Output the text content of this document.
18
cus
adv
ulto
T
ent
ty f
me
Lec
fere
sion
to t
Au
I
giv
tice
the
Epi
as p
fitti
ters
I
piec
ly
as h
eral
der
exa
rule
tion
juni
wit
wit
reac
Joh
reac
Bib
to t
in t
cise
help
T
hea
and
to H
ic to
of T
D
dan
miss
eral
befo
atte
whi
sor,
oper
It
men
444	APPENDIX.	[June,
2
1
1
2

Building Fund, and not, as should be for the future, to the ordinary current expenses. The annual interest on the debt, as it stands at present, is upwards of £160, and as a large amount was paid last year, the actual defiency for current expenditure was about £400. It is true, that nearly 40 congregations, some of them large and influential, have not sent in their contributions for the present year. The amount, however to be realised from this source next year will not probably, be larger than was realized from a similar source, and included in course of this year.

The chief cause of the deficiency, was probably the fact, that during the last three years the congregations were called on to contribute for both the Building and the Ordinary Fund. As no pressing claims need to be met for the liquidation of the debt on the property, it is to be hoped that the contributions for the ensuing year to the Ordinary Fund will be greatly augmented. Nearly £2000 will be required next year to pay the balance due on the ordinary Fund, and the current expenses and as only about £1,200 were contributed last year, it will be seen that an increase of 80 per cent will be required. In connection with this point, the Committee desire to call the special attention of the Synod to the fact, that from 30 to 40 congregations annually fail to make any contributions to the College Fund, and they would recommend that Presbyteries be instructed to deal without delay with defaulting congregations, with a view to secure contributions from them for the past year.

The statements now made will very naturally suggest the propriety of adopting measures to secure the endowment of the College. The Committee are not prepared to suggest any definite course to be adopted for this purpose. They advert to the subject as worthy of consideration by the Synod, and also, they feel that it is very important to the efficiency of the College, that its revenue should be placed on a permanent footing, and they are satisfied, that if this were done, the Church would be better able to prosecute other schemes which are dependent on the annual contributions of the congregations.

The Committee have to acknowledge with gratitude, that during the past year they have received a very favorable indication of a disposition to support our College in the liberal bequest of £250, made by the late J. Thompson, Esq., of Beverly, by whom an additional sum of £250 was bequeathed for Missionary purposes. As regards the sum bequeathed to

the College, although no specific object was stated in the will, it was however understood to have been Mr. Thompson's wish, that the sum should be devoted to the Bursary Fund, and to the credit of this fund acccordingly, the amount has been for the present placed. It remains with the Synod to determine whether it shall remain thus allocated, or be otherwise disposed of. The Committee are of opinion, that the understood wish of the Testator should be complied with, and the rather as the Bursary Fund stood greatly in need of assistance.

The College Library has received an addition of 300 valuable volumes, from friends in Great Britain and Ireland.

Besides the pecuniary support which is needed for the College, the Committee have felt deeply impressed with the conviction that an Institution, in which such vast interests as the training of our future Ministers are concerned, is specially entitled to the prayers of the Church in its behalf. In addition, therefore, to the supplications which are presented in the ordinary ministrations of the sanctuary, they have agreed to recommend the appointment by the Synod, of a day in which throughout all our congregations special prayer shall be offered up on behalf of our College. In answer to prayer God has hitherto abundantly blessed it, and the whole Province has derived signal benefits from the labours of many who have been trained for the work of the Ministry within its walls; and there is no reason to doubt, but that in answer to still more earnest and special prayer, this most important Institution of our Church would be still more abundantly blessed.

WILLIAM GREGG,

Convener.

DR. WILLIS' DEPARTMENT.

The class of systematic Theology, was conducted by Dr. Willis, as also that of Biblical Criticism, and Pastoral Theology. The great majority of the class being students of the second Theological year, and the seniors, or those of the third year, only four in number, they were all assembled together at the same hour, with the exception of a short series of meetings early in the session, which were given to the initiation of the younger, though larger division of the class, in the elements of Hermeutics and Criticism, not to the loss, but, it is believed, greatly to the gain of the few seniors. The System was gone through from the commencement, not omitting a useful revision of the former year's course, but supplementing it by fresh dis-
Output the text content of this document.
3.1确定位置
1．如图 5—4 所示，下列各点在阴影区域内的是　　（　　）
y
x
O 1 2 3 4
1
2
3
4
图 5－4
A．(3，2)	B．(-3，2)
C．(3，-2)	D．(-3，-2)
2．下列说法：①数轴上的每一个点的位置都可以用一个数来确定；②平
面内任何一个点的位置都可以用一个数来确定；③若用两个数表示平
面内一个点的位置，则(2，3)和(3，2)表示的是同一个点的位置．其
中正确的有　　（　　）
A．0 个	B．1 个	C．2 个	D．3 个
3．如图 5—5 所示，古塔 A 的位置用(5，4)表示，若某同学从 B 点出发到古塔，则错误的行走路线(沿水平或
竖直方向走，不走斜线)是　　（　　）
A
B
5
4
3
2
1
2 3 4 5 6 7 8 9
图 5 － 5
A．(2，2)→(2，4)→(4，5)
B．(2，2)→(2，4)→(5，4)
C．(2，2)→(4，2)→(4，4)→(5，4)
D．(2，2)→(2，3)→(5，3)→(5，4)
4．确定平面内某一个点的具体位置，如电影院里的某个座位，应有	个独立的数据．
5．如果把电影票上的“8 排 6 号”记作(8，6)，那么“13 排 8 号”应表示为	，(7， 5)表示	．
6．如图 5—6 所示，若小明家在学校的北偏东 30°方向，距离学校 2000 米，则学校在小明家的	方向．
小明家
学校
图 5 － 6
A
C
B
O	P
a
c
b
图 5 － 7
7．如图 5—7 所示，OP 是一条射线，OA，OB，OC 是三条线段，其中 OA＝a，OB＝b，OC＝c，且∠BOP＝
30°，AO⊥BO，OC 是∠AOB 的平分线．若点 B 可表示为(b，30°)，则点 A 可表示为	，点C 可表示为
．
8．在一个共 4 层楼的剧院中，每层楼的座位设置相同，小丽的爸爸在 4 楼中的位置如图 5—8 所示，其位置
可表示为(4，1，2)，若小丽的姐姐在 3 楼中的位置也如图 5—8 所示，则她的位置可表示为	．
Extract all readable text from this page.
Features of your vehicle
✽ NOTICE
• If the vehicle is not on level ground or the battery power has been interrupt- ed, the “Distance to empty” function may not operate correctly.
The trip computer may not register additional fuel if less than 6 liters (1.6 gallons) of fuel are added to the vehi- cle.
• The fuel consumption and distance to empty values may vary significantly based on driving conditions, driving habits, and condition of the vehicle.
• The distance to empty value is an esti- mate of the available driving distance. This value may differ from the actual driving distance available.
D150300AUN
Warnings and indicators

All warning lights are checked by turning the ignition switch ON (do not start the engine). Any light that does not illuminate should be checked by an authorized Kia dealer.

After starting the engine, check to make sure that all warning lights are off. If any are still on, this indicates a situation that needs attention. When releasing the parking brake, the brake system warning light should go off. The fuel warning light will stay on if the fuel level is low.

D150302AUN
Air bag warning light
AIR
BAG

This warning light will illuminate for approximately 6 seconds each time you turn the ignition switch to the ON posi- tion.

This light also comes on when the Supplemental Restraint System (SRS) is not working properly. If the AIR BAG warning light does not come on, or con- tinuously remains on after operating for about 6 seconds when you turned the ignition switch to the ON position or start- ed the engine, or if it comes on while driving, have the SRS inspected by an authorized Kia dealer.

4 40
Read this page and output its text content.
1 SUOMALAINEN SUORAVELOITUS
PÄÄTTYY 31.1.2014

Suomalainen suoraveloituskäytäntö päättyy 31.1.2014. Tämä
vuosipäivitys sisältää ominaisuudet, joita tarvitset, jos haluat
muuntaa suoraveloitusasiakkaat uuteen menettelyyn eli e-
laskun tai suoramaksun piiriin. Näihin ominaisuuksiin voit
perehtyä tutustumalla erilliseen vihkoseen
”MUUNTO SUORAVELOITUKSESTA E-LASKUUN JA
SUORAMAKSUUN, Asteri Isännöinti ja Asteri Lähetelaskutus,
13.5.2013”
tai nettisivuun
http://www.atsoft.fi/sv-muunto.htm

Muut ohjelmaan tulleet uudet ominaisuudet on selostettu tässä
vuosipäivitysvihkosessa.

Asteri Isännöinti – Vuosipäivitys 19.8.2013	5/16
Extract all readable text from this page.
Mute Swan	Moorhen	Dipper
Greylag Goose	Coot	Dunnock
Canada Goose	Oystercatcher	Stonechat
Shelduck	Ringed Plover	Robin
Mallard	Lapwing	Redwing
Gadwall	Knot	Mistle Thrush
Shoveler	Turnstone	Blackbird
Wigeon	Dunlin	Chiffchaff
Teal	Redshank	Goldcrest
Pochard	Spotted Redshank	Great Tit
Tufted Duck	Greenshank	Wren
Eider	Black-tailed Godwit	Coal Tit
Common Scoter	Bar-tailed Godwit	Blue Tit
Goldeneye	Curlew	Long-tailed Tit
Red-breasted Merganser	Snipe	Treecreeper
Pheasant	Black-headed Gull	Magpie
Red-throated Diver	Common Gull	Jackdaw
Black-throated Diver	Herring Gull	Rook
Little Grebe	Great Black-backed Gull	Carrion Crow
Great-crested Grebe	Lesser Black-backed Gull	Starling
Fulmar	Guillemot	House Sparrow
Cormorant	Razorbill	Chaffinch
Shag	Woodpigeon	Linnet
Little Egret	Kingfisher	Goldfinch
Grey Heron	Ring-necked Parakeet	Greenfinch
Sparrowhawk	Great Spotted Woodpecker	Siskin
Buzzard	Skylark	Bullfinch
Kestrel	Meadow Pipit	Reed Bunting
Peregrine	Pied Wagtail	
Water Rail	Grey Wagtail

**Your task:** Leave out every line without the string "vehicle" and copy the rest.

**Answer to this exercise:**
Features of your vehicle
• If the vehicle is not on level ground or the battery power has been interrupt- ed, the “Distance to empty” function may not operate correctly.
• The fuel consumption and distance to empty values may vary significantly based on driving conditions, driving habits, and condition of the vehicle.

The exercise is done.